▸ DIRECTIONS
Filter the entries below, keeping only lines with the word "content".
########################################
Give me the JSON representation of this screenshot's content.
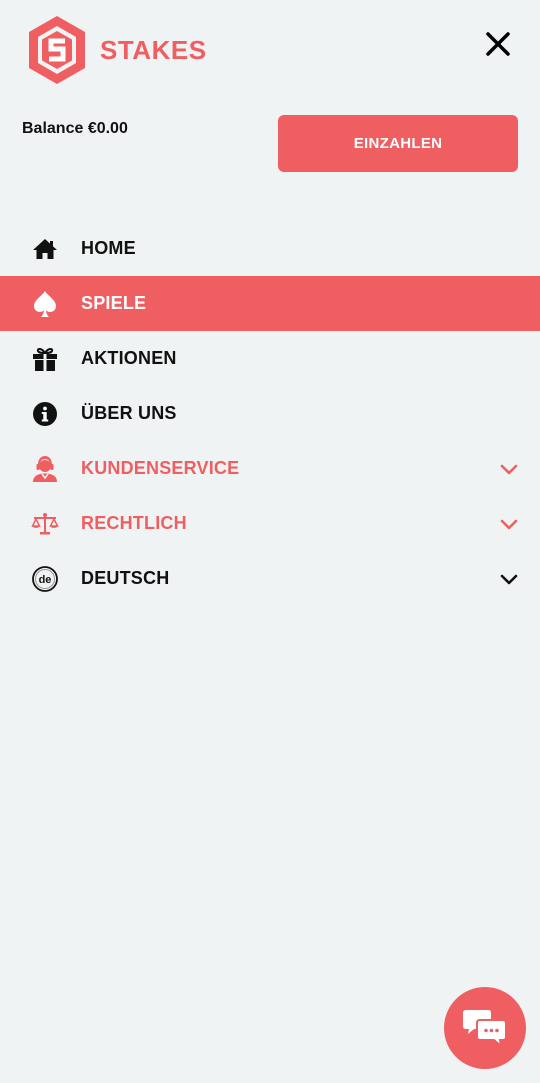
{
  "brand": {
    "name": "STAKES",
    "accent_color": "#ef5f62"
  },
  "header": {
    "close_icon": "close-icon"
  },
  "account": {
    "balance_text": "Balance €0.00",
    "deposit_label": "EINZAHLEN"
  },
  "menu": {
    "items": [
      {
        "label": "HOME",
        "icon": "home-icon",
        "active": false
      },
      {
        "label": "SPIELE",
        "icon": "spade-icon",
        "active": true
      },
      {
        "label": "AKTIONEN",
        "icon": "gift-icon",
        "active": false
      },
      {
        "label": "ÜBER UNS",
        "icon": "info-icon",
        "active": false
      },
      {
        "label": "KUNDENSERVICE",
        "icon": "support-agent-icon",
        "active": false,
        "expandable": true
      },
      {
        "label": "RECHTLICH",
        "icon": "scales-icon",
        "active": false,
        "expandable": true
      },
      {
        "label": "DEUTSCH",
        "icon": "language-de-icon",
        "active": false,
        "expandable": true
      }
    ],
    "language_badge": "de"
  },
  "chat": {
    "icon": "chat-bubbles-icon"
  }
}
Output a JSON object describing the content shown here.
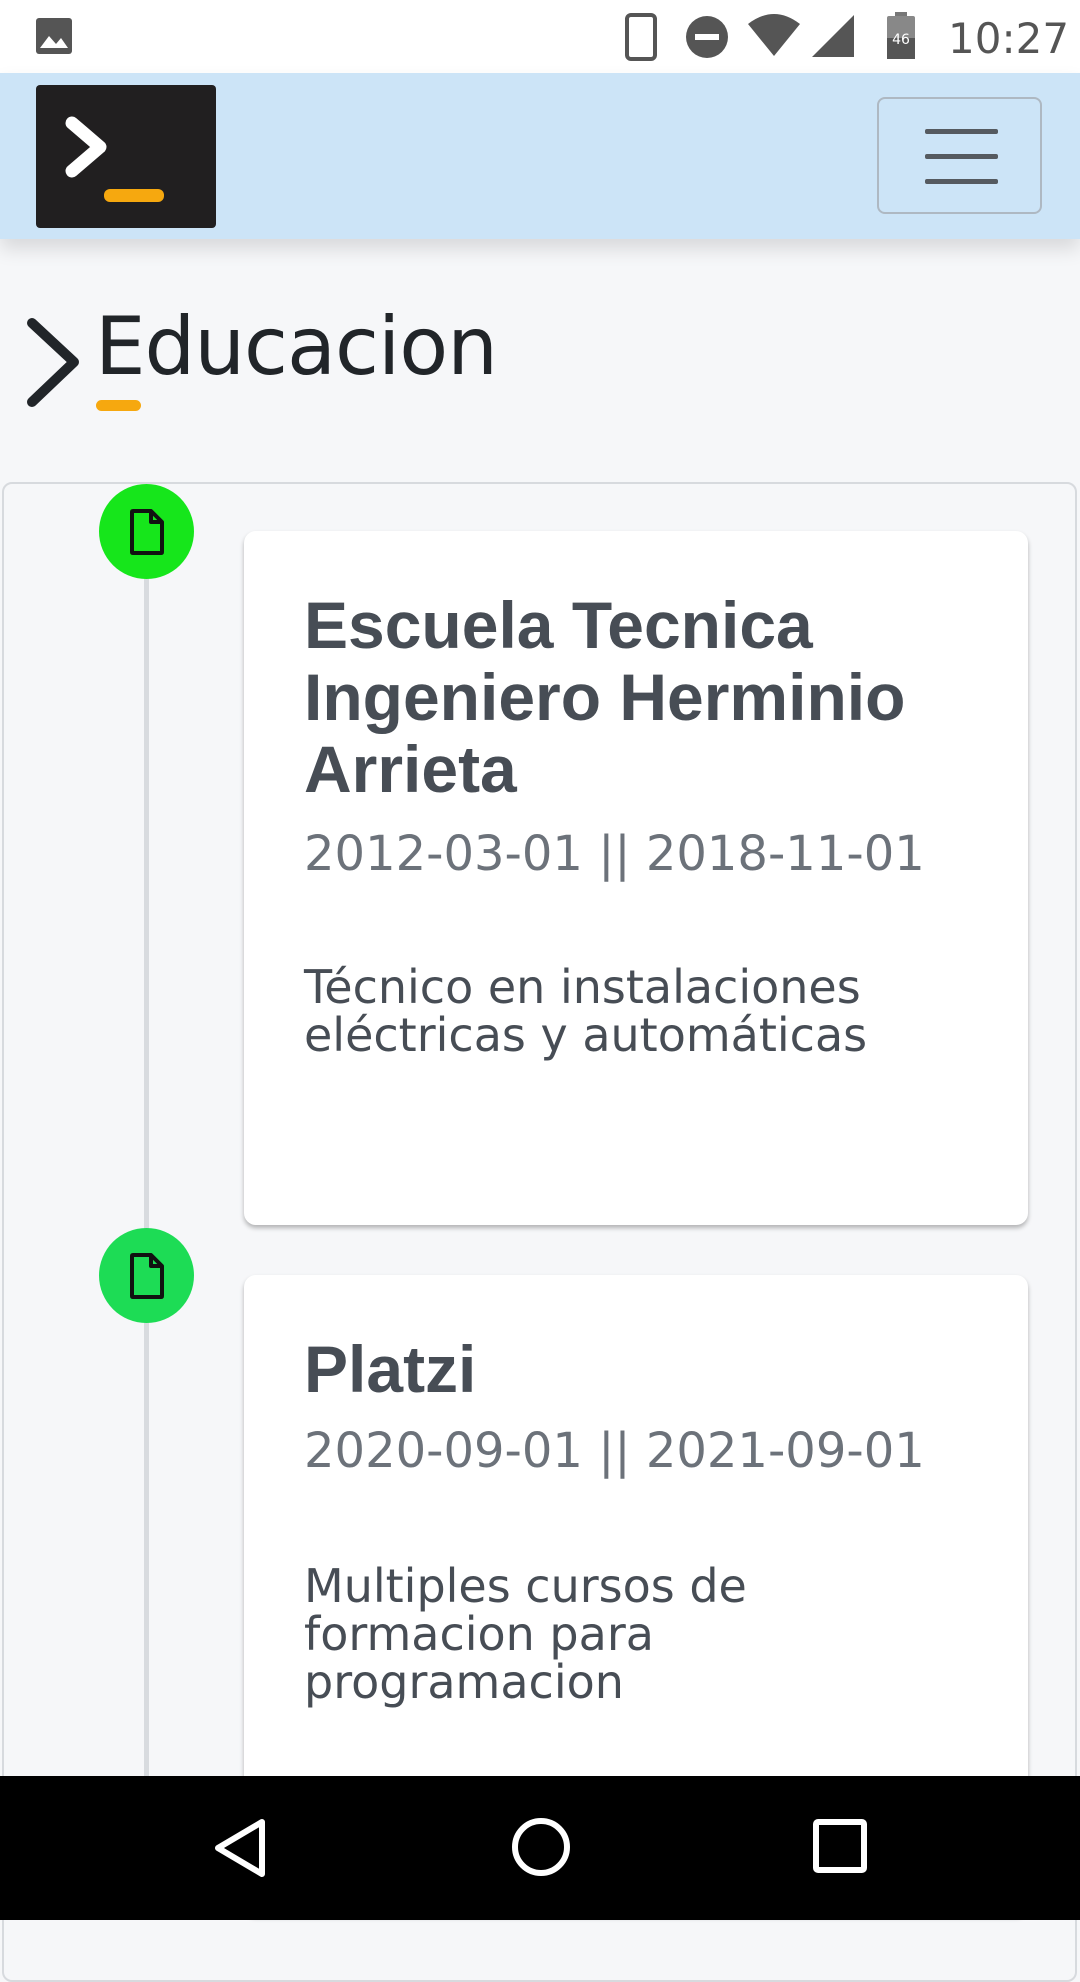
########################################
▸ SOLUTION FOR THIS PROBLEM
Give me the JSON representation of this screenshot's content.
Output a JSON object describing the content shown here.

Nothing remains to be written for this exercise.